**EXERCISE AIM**
Repeat the lines that follow, leaving nothing out.

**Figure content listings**
>> Start

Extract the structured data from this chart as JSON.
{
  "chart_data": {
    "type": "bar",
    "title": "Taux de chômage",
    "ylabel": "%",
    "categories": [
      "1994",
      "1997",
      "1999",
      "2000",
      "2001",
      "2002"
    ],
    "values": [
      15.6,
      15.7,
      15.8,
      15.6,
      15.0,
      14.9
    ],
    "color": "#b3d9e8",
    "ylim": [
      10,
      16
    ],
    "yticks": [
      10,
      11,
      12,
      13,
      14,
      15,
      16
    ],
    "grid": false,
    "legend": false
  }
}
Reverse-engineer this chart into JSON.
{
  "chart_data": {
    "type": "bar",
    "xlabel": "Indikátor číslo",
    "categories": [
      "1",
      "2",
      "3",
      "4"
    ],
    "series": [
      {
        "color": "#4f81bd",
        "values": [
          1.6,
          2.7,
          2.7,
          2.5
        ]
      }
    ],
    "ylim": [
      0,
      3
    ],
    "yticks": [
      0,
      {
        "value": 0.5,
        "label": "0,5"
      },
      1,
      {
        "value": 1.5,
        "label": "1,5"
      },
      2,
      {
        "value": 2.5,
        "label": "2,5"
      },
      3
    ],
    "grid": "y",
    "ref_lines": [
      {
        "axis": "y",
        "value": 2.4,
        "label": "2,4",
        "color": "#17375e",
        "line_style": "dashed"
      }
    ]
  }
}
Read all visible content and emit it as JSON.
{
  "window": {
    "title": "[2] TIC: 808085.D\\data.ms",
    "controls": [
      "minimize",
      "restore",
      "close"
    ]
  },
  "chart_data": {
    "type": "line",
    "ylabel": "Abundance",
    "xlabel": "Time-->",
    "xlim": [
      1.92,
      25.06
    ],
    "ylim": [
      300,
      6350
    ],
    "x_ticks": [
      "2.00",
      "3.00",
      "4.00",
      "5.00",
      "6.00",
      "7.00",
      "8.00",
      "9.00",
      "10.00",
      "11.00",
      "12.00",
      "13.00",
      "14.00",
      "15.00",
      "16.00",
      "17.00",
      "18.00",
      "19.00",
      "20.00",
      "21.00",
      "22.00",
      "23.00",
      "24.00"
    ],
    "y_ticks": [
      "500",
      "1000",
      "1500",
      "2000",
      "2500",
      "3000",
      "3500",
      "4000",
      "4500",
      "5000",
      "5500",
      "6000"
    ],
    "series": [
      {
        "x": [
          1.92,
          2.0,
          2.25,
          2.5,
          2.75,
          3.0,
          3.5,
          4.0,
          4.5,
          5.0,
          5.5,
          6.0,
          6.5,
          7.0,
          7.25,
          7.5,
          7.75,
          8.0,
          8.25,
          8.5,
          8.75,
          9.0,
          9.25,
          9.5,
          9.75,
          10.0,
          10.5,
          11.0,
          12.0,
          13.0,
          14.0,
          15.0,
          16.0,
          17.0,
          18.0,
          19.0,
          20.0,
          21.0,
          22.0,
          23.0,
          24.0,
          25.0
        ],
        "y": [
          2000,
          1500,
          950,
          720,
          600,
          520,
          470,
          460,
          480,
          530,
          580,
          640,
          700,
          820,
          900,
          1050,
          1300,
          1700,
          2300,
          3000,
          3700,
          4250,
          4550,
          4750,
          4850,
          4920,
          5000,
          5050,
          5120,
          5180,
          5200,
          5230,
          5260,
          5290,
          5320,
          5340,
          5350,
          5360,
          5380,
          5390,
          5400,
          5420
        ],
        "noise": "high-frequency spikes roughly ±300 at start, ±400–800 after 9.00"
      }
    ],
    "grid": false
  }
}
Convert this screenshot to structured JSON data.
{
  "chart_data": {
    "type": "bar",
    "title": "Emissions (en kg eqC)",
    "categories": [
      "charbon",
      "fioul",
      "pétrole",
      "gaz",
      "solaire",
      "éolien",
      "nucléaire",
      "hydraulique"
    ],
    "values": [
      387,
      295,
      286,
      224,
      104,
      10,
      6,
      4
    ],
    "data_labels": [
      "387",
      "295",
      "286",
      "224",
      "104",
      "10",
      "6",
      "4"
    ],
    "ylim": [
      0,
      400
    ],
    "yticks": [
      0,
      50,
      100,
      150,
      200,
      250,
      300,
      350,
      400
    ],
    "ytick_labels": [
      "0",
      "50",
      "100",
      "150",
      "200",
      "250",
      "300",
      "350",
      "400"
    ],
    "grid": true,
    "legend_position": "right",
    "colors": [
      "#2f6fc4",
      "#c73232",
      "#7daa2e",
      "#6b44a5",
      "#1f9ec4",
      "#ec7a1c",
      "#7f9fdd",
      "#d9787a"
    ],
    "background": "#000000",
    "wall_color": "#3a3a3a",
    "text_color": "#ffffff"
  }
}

>> End

**RESPONSE TO THIS TASK**
Extract the structured data from this chart as JSON.
{
  "chart_data": {
    "type": "bar",
    "title": "Taux de chômage",
    "ylabel": "%",
    "categories": [
      "1994",
      "1997",
      "1999",
      "2000",
      "2001",
      "2002"
    ],
    "values": [
      15.6,
      15.7,
      15.8,
      15.6,
      15.0,
      14.9
    ],
    "color": "#b3d9e8",
    "ylim": [
      10,
      16
    ],
    "yticks": [
      10,
      11,
      12,
      13,
      14,
      15,
      16
    ],
    "grid": false,
    "legend": false
  }
}
Reverse-engineer this chart into JSON.
{
  "chart_data": {
    "type": "bar",
    "xlabel": "Indikátor číslo",
    "categories": [
      "1",
      "2",
      "3",
      "4"
    ],
    "series": [
      {
        "color": "#4f81bd",
        "values": [
          1.6,
          2.7,
          2.7,
          2.5
        ]
      }
    ],
    "ylim": [
      0,
      3
    ],
    "yticks": [
      0,
      {
        "value": 0.5,
        "label": "0,5"
      },
      1,
      {
        "value": 1.5,
        "label": "1,5"
      },
      2,
      {
        "value": 2.5,
        "label": "2,5"
      },
      3
    ],
    "grid": "y",
    "ref_lines": [
      {
        "axis": "y",
        "value": 2.4,
        "label": "2,4",
        "color": "#17375e",
        "line_style": "dashed"
      }
    ]
  }
}
Read all visible content and emit it as JSON.
{
  "window": {
    "title": "[2] TIC: 808085.D\\data.ms",
    "controls": [
      "minimize",
      "restore",
      "close"
    ]
  },
  "chart_data": {
    "type": "line",
    "ylabel": "Abundance",
    "xlabel": "Time-->",
    "xlim": [
      1.92,
      25.06
    ],
    "ylim": [
      300,
      6350
    ],
    "x_ticks": [
      "2.00",
      "3.00",
      "4.00",
      "5.00",
      "6.00",
      "7.00",
      "8.00",
      "9.00",
      "10.00",
      "11.00",
      "12.00",
      "13.00",
      "14.00",
      "15.00",
      "16.00",
      "17.00",
      "18.00",
      "19.00",
      "20.00",
      "21.00",
      "22.00",
      "23.00",
      "24.00"
    ],
    "y_ticks": [
      "500",
      "1000",
      "1500",
      "2000",
      "2500",
      "3000",
      "3500",
      "4000",
      "4500",
      "5000",
      "5500",
      "6000"
    ],
    "series": [
      {
        "x": [
          1.92,
          2.0,
          2.25,
          2.5,
          2.75,
          3.0,
          3.5,
          4.0,
          4.5,
          5.0,
          5.5,
          6.0,
          6.5,
          7.0,
          7.25,
          7.5,
          7.75,
          8.0,
          8.25,
          8.5,
          8.75,
          9.0,
          9.25,
          9.5,
          9.75,
          10.0,
          10.5,
          11.0,
          12.0,
          13.0,
          14.0,
          15.0,
          16.0,
          17.0,
          18.0,
          19.0,
          20.0,
          21.0,
          22.0,
          23.0,
          24.0,
          25.0
        ],
        "y": [
          2000,
          1500,
          950,
          720,
          600,
          520,
          470,
          460,
          480,
          530,
          580,
          640,
          700,
          820,
          900,
          1050,
          1300,
          1700,
          2300,
          3000,
          3700,
          4250,
          4550,
          4750,
          4850,
          4920,
          5000,
          5050,
          5120,
          5180,
          5200,
          5230,
          5260,
          5290,
          5320,
          5340,
          5350,
          5360,
          5380,
          5390,
          5400,
          5420
        ],
        "noise": "high-frequency spikes roughly ±300 at start, ±400–800 after 9.00"
      }
    ],
    "grid": false
  }
}
Convert this screenshot to structured JSON data.
{
  "chart_data": {
    "type": "bar",
    "title": "Emissions (en kg eqC)",
    "categories": [
      "charbon",
      "fioul",
      "pétrole",
      "gaz",
      "solaire",
      "éolien",
      "nucléaire",
      "hydraulique"
    ],
    "values": [
      387,
      295,
      286,
      224,
      104,
      10,
      6,
      4
    ],
    "data_labels": [
      "387",
      "295",
      "286",
      "224",
      "104",
      "10",
      "6",
      "4"
    ],
    "ylim": [
      0,
      400
    ],
    "yticks": [
      0,
      50,
      100,
      150,
      200,
      250,
      300,
      350,
      400
    ],
    "ytick_labels": [
      "0",
      "50",
      "100",
      "150",
      "200",
      "250",
      "300",
      "350",
      "400"
    ],
    "grid": true,
    "legend_position": "right",
    "colors": [
      "#2f6fc4",
      "#c73232",
      "#7daa2e",
      "#6b44a5",
      "#1f9ec4",
      "#ec7a1c",
      "#7f9fdd",
      "#d9787a"
    ],
    "background": "#000000",
    "wall_color": "#3a3a3a",
    "text_color": "#ffffff"
  }
}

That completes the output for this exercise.